Exercise:
Print the listing below exactly.

----

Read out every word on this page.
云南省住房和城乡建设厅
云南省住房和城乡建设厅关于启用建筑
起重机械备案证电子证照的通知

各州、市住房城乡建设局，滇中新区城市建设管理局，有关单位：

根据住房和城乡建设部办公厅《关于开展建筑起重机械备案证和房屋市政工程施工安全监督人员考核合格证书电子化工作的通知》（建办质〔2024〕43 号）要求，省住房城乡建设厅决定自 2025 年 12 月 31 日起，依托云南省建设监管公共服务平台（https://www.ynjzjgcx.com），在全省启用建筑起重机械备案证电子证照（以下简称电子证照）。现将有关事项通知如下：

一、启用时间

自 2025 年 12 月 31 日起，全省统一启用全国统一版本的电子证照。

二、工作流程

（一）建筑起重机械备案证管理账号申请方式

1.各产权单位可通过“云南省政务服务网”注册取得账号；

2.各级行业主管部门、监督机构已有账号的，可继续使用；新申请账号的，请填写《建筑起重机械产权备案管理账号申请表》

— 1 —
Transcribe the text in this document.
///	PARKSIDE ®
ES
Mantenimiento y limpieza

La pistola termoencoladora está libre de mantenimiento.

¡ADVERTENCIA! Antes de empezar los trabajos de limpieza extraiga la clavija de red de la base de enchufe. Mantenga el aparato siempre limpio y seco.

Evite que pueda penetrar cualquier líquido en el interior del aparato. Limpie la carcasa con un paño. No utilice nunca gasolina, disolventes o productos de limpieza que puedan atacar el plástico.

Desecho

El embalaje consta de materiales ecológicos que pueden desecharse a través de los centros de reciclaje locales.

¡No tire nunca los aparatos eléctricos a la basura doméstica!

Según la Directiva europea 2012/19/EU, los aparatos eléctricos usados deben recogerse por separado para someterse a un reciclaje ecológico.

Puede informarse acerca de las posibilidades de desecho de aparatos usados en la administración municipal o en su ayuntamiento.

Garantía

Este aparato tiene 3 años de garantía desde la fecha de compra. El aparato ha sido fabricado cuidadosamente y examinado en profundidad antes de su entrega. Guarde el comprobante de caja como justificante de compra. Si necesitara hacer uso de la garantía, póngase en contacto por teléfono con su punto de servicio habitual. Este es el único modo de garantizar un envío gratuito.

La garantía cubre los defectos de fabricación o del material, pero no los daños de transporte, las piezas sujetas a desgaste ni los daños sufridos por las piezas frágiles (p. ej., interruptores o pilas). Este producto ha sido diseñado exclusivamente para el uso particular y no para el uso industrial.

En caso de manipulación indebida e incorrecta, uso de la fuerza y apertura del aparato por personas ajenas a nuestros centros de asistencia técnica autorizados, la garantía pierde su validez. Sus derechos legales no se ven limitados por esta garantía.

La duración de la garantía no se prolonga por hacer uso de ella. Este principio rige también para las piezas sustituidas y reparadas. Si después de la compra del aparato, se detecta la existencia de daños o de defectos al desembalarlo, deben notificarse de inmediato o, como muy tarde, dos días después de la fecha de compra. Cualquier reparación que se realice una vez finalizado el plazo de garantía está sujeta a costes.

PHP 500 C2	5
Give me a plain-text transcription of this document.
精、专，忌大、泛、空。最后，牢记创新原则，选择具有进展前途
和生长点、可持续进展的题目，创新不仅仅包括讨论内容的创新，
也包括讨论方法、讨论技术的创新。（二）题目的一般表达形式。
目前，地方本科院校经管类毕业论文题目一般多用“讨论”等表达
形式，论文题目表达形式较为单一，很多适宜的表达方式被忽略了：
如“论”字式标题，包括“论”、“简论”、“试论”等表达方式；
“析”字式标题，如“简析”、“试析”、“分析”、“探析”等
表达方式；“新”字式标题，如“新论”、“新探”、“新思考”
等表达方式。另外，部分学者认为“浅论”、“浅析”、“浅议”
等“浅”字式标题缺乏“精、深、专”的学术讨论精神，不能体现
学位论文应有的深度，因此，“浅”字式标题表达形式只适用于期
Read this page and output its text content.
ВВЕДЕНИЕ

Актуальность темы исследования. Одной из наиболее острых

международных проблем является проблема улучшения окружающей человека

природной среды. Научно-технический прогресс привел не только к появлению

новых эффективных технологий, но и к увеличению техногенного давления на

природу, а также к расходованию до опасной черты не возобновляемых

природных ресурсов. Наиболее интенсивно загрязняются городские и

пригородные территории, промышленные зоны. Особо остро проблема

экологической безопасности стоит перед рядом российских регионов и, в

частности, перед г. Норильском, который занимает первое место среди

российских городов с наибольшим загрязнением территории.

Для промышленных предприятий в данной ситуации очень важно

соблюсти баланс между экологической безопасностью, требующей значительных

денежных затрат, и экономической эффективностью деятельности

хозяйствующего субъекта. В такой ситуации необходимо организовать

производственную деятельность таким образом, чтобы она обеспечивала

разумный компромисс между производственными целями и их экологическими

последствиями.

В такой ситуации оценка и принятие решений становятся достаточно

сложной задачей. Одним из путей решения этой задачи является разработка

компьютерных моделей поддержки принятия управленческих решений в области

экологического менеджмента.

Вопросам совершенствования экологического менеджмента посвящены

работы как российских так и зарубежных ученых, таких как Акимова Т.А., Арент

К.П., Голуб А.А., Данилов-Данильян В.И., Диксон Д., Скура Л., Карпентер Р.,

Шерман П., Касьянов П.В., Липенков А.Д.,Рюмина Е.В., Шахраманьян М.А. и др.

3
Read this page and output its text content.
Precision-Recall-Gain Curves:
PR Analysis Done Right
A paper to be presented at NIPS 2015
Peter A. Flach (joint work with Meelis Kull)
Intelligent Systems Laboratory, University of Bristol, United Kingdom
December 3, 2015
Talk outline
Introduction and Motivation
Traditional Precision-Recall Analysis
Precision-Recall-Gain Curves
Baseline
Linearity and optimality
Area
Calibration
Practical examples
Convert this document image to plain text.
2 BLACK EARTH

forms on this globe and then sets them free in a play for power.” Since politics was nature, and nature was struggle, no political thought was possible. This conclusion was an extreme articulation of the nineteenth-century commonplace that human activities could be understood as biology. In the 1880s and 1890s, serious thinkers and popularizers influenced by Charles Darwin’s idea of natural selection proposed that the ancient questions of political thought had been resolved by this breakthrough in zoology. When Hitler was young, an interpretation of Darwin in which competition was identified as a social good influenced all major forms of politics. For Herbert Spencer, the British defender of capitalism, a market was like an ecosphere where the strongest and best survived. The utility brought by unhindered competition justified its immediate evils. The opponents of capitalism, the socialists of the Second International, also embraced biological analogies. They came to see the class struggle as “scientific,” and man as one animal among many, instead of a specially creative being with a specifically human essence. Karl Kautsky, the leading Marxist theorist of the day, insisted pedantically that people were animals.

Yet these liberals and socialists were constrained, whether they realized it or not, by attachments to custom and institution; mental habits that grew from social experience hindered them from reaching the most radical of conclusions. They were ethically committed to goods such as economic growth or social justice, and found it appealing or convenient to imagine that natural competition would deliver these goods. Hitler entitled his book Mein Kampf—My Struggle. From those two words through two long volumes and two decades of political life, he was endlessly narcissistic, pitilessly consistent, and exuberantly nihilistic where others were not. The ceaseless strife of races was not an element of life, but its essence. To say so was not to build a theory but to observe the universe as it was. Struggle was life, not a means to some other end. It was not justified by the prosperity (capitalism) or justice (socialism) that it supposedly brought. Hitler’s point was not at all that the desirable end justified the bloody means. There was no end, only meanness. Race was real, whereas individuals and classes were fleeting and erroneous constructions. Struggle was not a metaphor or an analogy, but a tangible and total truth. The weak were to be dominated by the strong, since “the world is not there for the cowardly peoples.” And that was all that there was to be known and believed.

----

Task output:
Read out every word on this page.
云南省住房和城乡建设厅
云南省住房和城乡建设厅关于启用建筑
起重机械备案证电子证照的通知

各州、市住房城乡建设局，滇中新区城市建设管理局，有关单位：

根据住房和城乡建设部办公厅《关于开展建筑起重机械备案证和房屋市政工程施工安全监督人员考核合格证书电子化工作的通知》（建办质〔2024〕43 号）要求，省住房城乡建设厅决定自 2025 年 12 月 31 日起，依托云南省建设监管公共服务平台（https://www.ynjzjgcx.com），在全省启用建筑起重机械备案证电子证照（以下简称电子证照）。现将有关事项通知如下：

一、启用时间

自 2025 年 12 月 31 日起，全省统一启用全国统一版本的电子证照。

二、工作流程

（一）建筑起重机械备案证管理账号申请方式

1.各产权单位可通过“云南省政务服务网”注册取得账号；

2.各级行业主管部门、监督机构已有账号的，可继续使用；新申请账号的，请填写《建筑起重机械产权备案管理账号申请表》

— 1 —
Transcribe the text in this document.
///	PARKSIDE ®
ES
Mantenimiento y limpieza

La pistola termoencoladora está libre de mantenimiento.

¡ADVERTENCIA! Antes de empezar los trabajos de limpieza extraiga la clavija de red de la base de enchufe. Mantenga el aparato siempre limpio y seco.

Evite que pueda penetrar cualquier líquido en el interior del aparato. Limpie la carcasa con un paño. No utilice nunca gasolina, disolventes o productos de limpieza que puedan atacar el plástico.

Desecho

El embalaje consta de materiales ecológicos que pueden desecharse a través de los centros de reciclaje locales.

¡No tire nunca los aparatos eléctricos a la basura doméstica!

Según la Directiva europea 2012/19/EU, los aparatos eléctricos usados deben recogerse por separado para someterse a un reciclaje ecológico.

Puede informarse acerca de las posibilidades de desecho de aparatos usados en la administración municipal o en su ayuntamiento.

Garantía

Este aparato tiene 3 años de garantía desde la fecha de compra. El aparato ha sido fabricado cuidadosamente y examinado en profundidad antes de su entrega. Guarde el comprobante de caja como justificante de compra. Si necesitara hacer uso de la garantía, póngase en contacto por teléfono con su punto de servicio habitual. Este es el único modo de garantizar un envío gratuito.

La garantía cubre los defectos de fabricación o del material, pero no los daños de transporte, las piezas sujetas a desgaste ni los daños sufridos por las piezas frágiles (p. ej., interruptores o pilas). Este producto ha sido diseñado exclusivamente para el uso particular y no para el uso industrial.

En caso de manipulación indebida e incorrecta, uso de la fuerza y apertura del aparato por personas ajenas a nuestros centros de asistencia técnica autorizados, la garantía pierde su validez. Sus derechos legales no se ven limitados por esta garantía.

La duración de la garantía no se prolonga por hacer uso de ella. Este principio rige también para las piezas sustituidas y reparadas. Si después de la compra del aparato, se detecta la existencia de daños o de defectos al desembalarlo, deben notificarse de inmediato o, como muy tarde, dos días después de la fecha de compra. Cualquier reparación que se realice una vez finalizado el plazo de garantía está sujeta a costes.

PHP 500 C2	5
Give me a plain-text transcription of this document.
精、专，忌大、泛、空。最后，牢记创新原则，选择具有进展前途
和生长点、可持续进展的题目，创新不仅仅包括讨论内容的创新，
也包括讨论方法、讨论技术的创新。（二）题目的一般表达形式。
目前，地方本科院校经管类毕业论文题目一般多用“讨论”等表达
形式，论文题目表达形式较为单一，很多适宜的表达方式被忽略了：
如“论”字式标题，包括“论”、“简论”、“试论”等表达方式；
“析”字式标题，如“简析”、“试析”、“分析”、“探析”等
表达方式；“新”字式标题，如“新论”、“新探”、“新思考”
等表达方式。另外，部分学者认为“浅论”、“浅析”、“浅议”
等“浅”字式标题缺乏“精、深、专”的学术讨论精神，不能体现
学位论文应有的深度，因此，“浅”字式标题表达形式只适用于期
Read this page and output its text content.
ВВЕДЕНИЕ

Актуальность темы исследования. Одной из наиболее острых

международных проблем является проблема улучшения окружающей человека

природной среды. Научно-технический прогресс привел не только к появлению

новых эффективных технологий, но и к увеличению техногенного давления на

природу, а также к расходованию до опасной черты не возобновляемых

природных ресурсов. Наиболее интенсивно загрязняются городские и

пригородные территории, промышленные зоны. Особо остро проблема

экологической безопасности стоит перед рядом российских регионов и, в

частности, перед г. Норильском, который занимает первое место среди

российских городов с наибольшим загрязнением территории.

Для промышленных предприятий в данной ситуации очень важно

соблюсти баланс между экологической безопасностью, требующей значительных

денежных затрат, и экономической эффективностью деятельности

хозяйствующего субъекта. В такой ситуации необходимо организовать

производственную деятельность таким образом, чтобы она обеспечивала

разумный компромисс между производственными целями и их экологическими

последствиями.

В такой ситуации оценка и принятие решений становятся достаточно

сложной задачей. Одним из путей решения этой задачи является разработка

компьютерных моделей поддержки принятия управленческих решений в области

экологического менеджмента.

Вопросам совершенствования экологического менеджмента посвящены

работы как российских так и зарубежных ученых, таких как Акимова Т.А., Арент

К.П., Голуб А.А., Данилов-Данильян В.И., Диксон Д., Скура Л., Карпентер Р.,

Шерман П., Касьянов П.В., Липенков А.Д.,Рюмина Е.В., Шахраманьян М.А. и др.

3
Read this page and output its text content.
Precision-Recall-Gain Curves:
PR Analysis Done Right
A paper to be presented at NIPS 2015
Peter A. Flach (joint work with Meelis Kull)
Intelligent Systems Laboratory, University of Bristol, United Kingdom
December 3, 2015
Talk outline
Introduction and Motivation
Traditional Precision-Recall Analysis
Precision-Recall-Gain Curves
Baseline
Linearity and optimality
Area
Calibration
Practical examples
Convert this document image to plain text.
2 BLACK EARTH

forms on this globe and then sets them free in a play for power.” Since politics was nature, and nature was struggle, no political thought was possible. This conclusion was an extreme articulation of the nineteenth-century commonplace that human activities could be understood as biology. In the 1880s and 1890s, serious thinkers and popularizers influenced by Charles Darwin’s idea of natural selection proposed that the ancient questions of political thought had been resolved by this breakthrough in zoology. When Hitler was young, an interpretation of Darwin in which competition was identified as a social good influenced all major forms of politics. For Herbert Spencer, the British defender of capitalism, a market was like an ecosphere where the strongest and best survived. The utility brought by unhindered competition justified its immediate evils. The opponents of capitalism, the socialists of the Second International, also embraced biological analogies. They came to see the class struggle as “scientific,” and man as one animal among many, instead of a specially creative being with a specifically human essence. Karl Kautsky, the leading Marxist theorist of the day, insisted pedantically that people were animals.

Yet these liberals and socialists were constrained, whether they realized it or not, by attachments to custom and institution; mental habits that grew from social experience hindered them from reaching the most radical of conclusions. They were ethically committed to goods such as economic growth or social justice, and found it appealing or convenient to imagine that natural competition would deliver these goods. Hitler entitled his book Mein Kampf—My Struggle. From those two words through two long volumes and two decades of political life, he was endlessly narcissistic, pitilessly consistent, and exuberantly nihilistic where others were not. The ceaseless strife of races was not an element of life, but its essence. To say so was not to build a theory but to observe the universe as it was. Struggle was life, not a means to some other end. It was not justified by the prosperity (capitalism) or justice (socialism) that it supposedly brought. Hitler’s point was not at all that the desirable end justified the bloody means. There was no end, only meanness. Race was real, whereas individuals and classes were fleeting and erroneous constructions. Struggle was not a metaphor or an analogy, but a tangible and total truth. The weak were to be dominated by the strong, since “the world is not there for the cowardly peoples.” And that was all that there was to be known and believed.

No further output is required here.